- WHAT THIS EXERCISE ASKS:
[1] How would you render this sentence from the Redzepi article in Spanish: "Yet, as with so many other unconventional working practices the chef has tried, this risk paid off."
[2] In which years was Noma the World's 50 Best Restaurants' top choice, according to the Redzepi article?
[3] According to the Redzepi article, what does the chef request as his luxury on Desert Island Discs?

--- start of PASSAGE SHOWN ---

René Redzepi chooses snow for his Desert Island
The Noma chef requests a single day of wintry conditions as his luxury on the BBC radio show Desert Island Discs
Noma, the World’s 50 Best Restaurant’s top choice for 2010, 2011, 2012 and 2014, is distinguished not only by its local ingredients and Scandinavian recipes, but also by its music policy. As the founder and Phaidon author, René Redzepi, explained during his appearance on BBC Radio 4’s Desert Island Discs, when he installed a speaker system in the restaurant’s kitchen a few years ago, listening to music while you worked was looked down on. “If you had music in your kitchens you were just a little café or something,” he tells host Kirsty Young. Yet, as with so many other unconventional working practices the chef has tried, this risk paid off.

--- end of PASSAGE SHOWN ---
--- start of DATASET CONTENT ---

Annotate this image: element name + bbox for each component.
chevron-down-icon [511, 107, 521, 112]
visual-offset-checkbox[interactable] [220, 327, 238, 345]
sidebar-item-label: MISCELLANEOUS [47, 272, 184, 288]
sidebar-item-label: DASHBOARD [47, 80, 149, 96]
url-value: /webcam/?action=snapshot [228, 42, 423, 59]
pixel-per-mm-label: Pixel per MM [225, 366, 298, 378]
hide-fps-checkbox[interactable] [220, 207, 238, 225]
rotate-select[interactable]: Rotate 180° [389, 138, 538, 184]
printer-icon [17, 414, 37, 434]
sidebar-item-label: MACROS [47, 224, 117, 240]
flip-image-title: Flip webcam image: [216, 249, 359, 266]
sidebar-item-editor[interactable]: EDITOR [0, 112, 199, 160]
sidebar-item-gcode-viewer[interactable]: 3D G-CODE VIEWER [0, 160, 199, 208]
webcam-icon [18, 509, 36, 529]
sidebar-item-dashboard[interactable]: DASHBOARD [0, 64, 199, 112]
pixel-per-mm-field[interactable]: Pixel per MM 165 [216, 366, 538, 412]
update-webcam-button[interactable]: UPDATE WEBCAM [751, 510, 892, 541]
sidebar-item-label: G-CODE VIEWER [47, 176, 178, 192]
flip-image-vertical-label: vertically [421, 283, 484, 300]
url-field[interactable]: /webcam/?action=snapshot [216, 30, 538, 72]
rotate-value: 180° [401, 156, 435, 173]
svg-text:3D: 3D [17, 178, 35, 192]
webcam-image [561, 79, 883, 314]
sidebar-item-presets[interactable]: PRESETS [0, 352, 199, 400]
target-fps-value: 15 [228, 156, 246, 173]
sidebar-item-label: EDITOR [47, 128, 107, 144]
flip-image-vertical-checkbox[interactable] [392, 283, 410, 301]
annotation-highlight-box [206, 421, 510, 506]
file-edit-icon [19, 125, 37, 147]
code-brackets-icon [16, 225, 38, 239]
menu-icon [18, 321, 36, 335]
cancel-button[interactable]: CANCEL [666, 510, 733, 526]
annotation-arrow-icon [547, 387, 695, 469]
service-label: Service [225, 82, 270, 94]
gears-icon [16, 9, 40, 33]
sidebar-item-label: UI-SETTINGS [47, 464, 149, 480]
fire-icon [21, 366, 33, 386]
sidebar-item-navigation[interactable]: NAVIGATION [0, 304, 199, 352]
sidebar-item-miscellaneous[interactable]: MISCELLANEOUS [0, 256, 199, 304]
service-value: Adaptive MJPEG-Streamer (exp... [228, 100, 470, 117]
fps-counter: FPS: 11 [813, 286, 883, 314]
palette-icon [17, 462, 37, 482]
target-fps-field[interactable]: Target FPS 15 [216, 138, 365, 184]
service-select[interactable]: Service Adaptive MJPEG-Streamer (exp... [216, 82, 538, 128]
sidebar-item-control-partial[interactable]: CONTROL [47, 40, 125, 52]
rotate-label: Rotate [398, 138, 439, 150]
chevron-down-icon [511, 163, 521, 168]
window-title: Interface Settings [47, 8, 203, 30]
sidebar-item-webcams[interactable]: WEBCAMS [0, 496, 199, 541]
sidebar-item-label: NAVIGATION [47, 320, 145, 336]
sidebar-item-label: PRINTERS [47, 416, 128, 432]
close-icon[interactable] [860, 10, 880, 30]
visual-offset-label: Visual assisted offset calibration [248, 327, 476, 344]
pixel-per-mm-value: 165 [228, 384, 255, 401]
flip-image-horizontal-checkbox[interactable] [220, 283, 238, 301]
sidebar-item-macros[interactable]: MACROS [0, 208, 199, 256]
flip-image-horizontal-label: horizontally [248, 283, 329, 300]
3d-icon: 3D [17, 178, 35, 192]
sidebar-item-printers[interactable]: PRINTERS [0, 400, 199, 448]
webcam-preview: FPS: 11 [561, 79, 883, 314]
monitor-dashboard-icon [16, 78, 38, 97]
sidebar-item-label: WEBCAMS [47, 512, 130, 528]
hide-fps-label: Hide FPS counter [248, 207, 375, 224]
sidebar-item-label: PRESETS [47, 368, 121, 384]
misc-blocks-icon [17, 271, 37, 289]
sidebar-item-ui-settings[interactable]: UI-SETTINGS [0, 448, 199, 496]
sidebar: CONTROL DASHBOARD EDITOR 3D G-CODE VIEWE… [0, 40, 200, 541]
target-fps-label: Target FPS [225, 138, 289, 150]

--- end of DATASET CONTENT ---

- SOLUTIONS BELOW:
[1] Sin embargo, como ocurrió con tantas otras prácticas de trabajo poco convencionales que el chef ha probado, este riesgo dio frutos.

[2] 2010, 2011, 2012, 2014

[3] A single day of wintry conditions.